_Brief_
All of the lines below are to be printed again exactly; images are excluded from the output.

______

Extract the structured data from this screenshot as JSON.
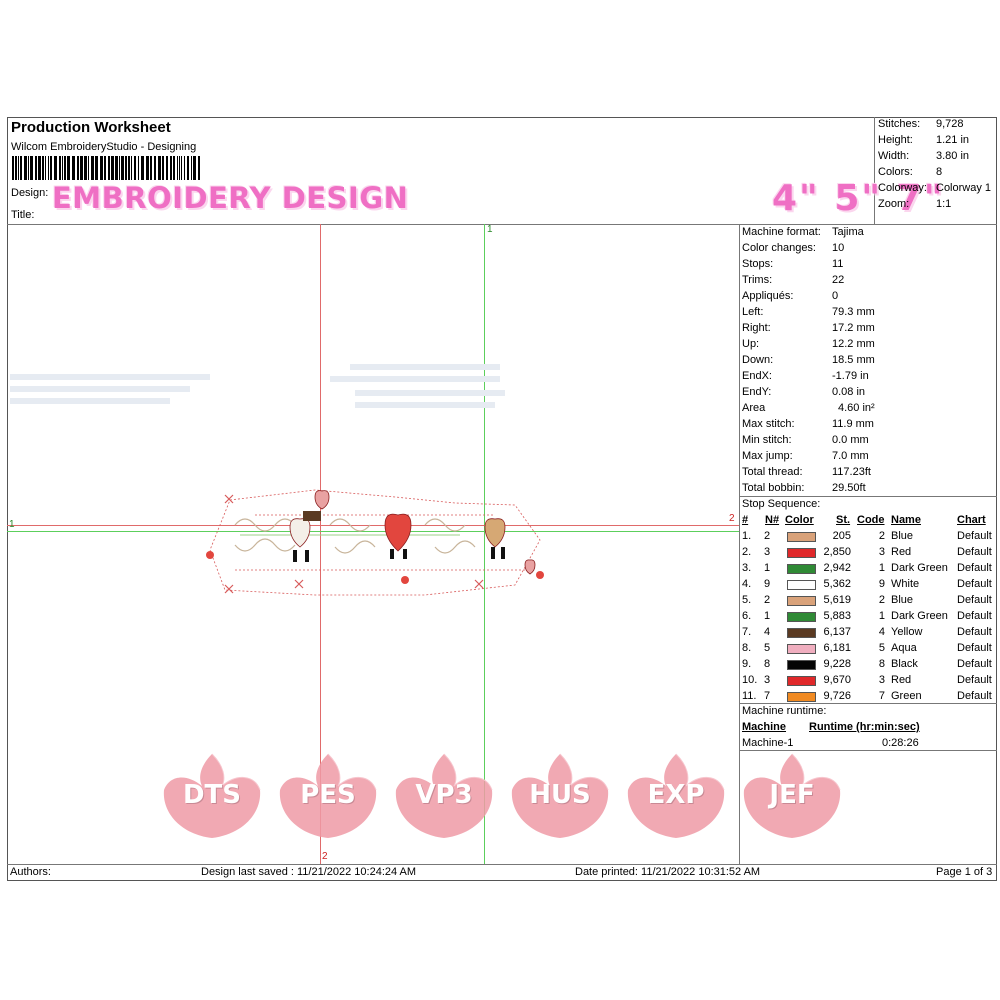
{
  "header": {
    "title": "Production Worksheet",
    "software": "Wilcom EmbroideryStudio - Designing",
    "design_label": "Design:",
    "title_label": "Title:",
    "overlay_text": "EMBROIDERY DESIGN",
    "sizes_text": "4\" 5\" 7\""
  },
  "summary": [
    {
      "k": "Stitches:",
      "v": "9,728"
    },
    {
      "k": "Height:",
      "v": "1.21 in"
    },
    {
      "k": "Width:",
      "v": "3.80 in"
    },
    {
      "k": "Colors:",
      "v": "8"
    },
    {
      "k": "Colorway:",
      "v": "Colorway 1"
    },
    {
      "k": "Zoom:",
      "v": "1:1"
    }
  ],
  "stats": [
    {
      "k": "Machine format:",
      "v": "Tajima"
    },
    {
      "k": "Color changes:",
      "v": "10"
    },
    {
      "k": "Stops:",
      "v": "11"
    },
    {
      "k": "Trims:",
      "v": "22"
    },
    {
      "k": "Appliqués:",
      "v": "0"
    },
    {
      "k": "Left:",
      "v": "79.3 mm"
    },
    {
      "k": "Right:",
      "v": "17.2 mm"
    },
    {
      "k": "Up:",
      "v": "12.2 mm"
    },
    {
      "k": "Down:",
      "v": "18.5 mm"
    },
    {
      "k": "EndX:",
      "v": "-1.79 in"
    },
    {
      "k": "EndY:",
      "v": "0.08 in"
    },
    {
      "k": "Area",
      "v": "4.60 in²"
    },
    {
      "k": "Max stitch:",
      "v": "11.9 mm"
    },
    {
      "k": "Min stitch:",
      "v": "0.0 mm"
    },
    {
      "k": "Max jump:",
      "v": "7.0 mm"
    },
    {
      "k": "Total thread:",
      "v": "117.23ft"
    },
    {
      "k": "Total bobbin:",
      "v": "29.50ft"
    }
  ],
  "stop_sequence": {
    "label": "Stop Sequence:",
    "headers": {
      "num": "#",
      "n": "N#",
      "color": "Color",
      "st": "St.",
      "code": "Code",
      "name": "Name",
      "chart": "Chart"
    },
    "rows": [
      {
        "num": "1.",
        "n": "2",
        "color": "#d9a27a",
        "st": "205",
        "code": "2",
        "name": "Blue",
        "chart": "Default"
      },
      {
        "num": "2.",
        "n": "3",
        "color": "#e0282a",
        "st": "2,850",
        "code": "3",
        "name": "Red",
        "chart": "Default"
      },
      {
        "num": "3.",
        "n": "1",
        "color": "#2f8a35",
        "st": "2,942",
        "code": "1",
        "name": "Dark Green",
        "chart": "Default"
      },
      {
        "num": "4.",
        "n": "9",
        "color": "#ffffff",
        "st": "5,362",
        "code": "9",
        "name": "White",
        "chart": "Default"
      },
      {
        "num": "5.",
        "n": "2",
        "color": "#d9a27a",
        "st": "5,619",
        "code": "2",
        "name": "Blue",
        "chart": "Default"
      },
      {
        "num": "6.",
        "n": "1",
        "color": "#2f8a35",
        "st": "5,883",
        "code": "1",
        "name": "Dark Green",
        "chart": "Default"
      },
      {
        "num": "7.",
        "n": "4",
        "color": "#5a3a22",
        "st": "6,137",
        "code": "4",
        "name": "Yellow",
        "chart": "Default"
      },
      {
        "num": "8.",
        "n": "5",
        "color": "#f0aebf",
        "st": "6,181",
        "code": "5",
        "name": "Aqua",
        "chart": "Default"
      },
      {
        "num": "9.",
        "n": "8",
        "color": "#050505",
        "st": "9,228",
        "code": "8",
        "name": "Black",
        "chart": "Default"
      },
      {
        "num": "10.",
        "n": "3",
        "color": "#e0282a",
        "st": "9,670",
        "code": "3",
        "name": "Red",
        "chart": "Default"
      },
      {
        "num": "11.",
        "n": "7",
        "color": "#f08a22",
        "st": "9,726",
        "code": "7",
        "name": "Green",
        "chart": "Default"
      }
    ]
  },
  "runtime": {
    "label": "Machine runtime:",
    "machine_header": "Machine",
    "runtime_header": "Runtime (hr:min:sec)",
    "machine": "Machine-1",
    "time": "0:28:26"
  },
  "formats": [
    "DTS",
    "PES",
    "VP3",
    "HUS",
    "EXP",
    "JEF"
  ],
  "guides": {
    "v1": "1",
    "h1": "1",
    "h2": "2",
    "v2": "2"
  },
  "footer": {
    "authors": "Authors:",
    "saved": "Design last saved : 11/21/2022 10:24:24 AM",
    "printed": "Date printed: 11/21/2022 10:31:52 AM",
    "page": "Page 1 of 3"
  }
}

______

_Task answer_
Extract the structured data from this screenshot as JSON.
{
  "header": {
    "title": "Production Worksheet",
    "software": "Wilcom EmbroideryStudio - Designing",
    "design_label": "Design:",
    "title_label": "Title:",
    "overlay_text": "EMBROIDERY DESIGN",
    "sizes_text": "4\" 5\" 7\""
  },
  "summary": [
    {
      "k": "Stitches:",
      "v": "9,728"
    },
    {
      "k": "Height:",
      "v": "1.21 in"
    },
    {
      "k": "Width:",
      "v": "3.80 in"
    },
    {
      "k": "Colors:",
      "v": "8"
    },
    {
      "k": "Colorway:",
      "v": "Colorway 1"
    },
    {
      "k": "Zoom:",
      "v": "1:1"
    }
  ],
  "stats": [
    {
      "k": "Machine format:",
      "v": "Tajima"
    },
    {
      "k": "Color changes:",
      "v": "10"
    },
    {
      "k": "Stops:",
      "v": "11"
    },
    {
      "k": "Trims:",
      "v": "22"
    },
    {
      "k": "Appliqués:",
      "v": "0"
    },
    {
      "k": "Left:",
      "v": "79.3 mm"
    },
    {
      "k": "Right:",
      "v": "17.2 mm"
    },
    {
      "k": "Up:",
      "v": "12.2 mm"
    },
    {
      "k": "Down:",
      "v": "18.5 mm"
    },
    {
      "k": "EndX:",
      "v": "-1.79 in"
    },
    {
      "k": "EndY:",
      "v": "0.08 in"
    },
    {
      "k": "Area",
      "v": "4.60 in²"
    },
    {
      "k": "Max stitch:",
      "v": "11.9 mm"
    },
    {
      "k": "Min stitch:",
      "v": "0.0 mm"
    },
    {
      "k": "Max jump:",
      "v": "7.0 mm"
    },
    {
      "k": "Total thread:",
      "v": "117.23ft"
    },
    {
      "k": "Total bobbin:",
      "v": "29.50ft"
    }
  ],
  "stop_sequence": {
    "label": "Stop Sequence:",
    "headers": {
      "num": "#",
      "n": "N#",
      "color": "Color",
      "st": "St.",
      "code": "Code",
      "name": "Name",
      "chart": "Chart"
    },
    "rows": [
      {
        "num": "1.",
        "n": "2",
        "color": "#d9a27a",
        "st": "205",
        "code": "2",
        "name": "Blue",
        "chart": "Default"
      },
      {
        "num": "2.",
        "n": "3",
        "color": "#e0282a",
        "st": "2,850",
        "code": "3",
        "name": "Red",
        "chart": "Default"
      },
      {
        "num": "3.",
        "n": "1",
        "color": "#2f8a35",
        "st": "2,942",
        "code": "1",
        "name": "Dark Green",
        "chart": "Default"
      },
      {
        "num": "4.",
        "n": "9",
        "color": "#ffffff",
        "st": "5,362",
        "code": "9",
        "name": "White",
        "chart": "Default"
      },
      {
        "num": "5.",
        "n": "2",
        "color": "#d9a27a",
        "st": "5,619",
        "code": "2",
        "name": "Blue",
        "chart": "Default"
      },
      {
        "num": "6.",
        "n": "1",
        "color": "#2f8a35",
        "st": "5,883",
        "code": "1",
        "name": "Dark Green",
        "chart": "Default"
      },
      {
        "num": "7.",
        "n": "4",
        "color": "#5a3a22",
        "st": "6,137",
        "code": "4",
        "name": "Yellow",
        "chart": "Default"
      },
      {
        "num": "8.",
        "n": "5",
        "color": "#f0aebf",
        "st": "6,181",
        "code": "5",
        "name": "Aqua",
        "chart": "Default"
      },
      {
        "num": "9.",
        "n": "8",
        "color": "#050505",
        "st": "9,228",
        "code": "8",
        "name": "Black",
        "chart": "Default"
      },
      {
        "num": "10.",
        "n": "3",
        "color": "#e0282a",
        "st": "9,670",
        "code": "3",
        "name": "Red",
        "chart": "Default"
      },
      {
        "num": "11.",
        "n": "7",
        "color": "#f08a22",
        "st": "9,726",
        "code": "7",
        "name": "Green",
        "chart": "Default"
      }
    ]
  },
  "runtime": {
    "label": "Machine runtime:",
    "machine_header": "Machine",
    "runtime_header": "Runtime (hr:min:sec)",
    "machine": "Machine-1",
    "time": "0:28:26"
  },
  "formats": [
    "DTS",
    "PES",
    "VP3",
    "HUS",
    "EXP",
    "JEF"
  ],
  "guides": {
    "v1": "1",
    "h1": "1",
    "h2": "2",
    "v2": "2"
  },
  "footer": {
    "authors": "Authors:",
    "saved": "Design last saved : 11/21/2022 10:24:24 AM",
    "printed": "Date printed: 11/21/2022 10:31:52 AM",
    "page": "Page 1 of 3"
  }
}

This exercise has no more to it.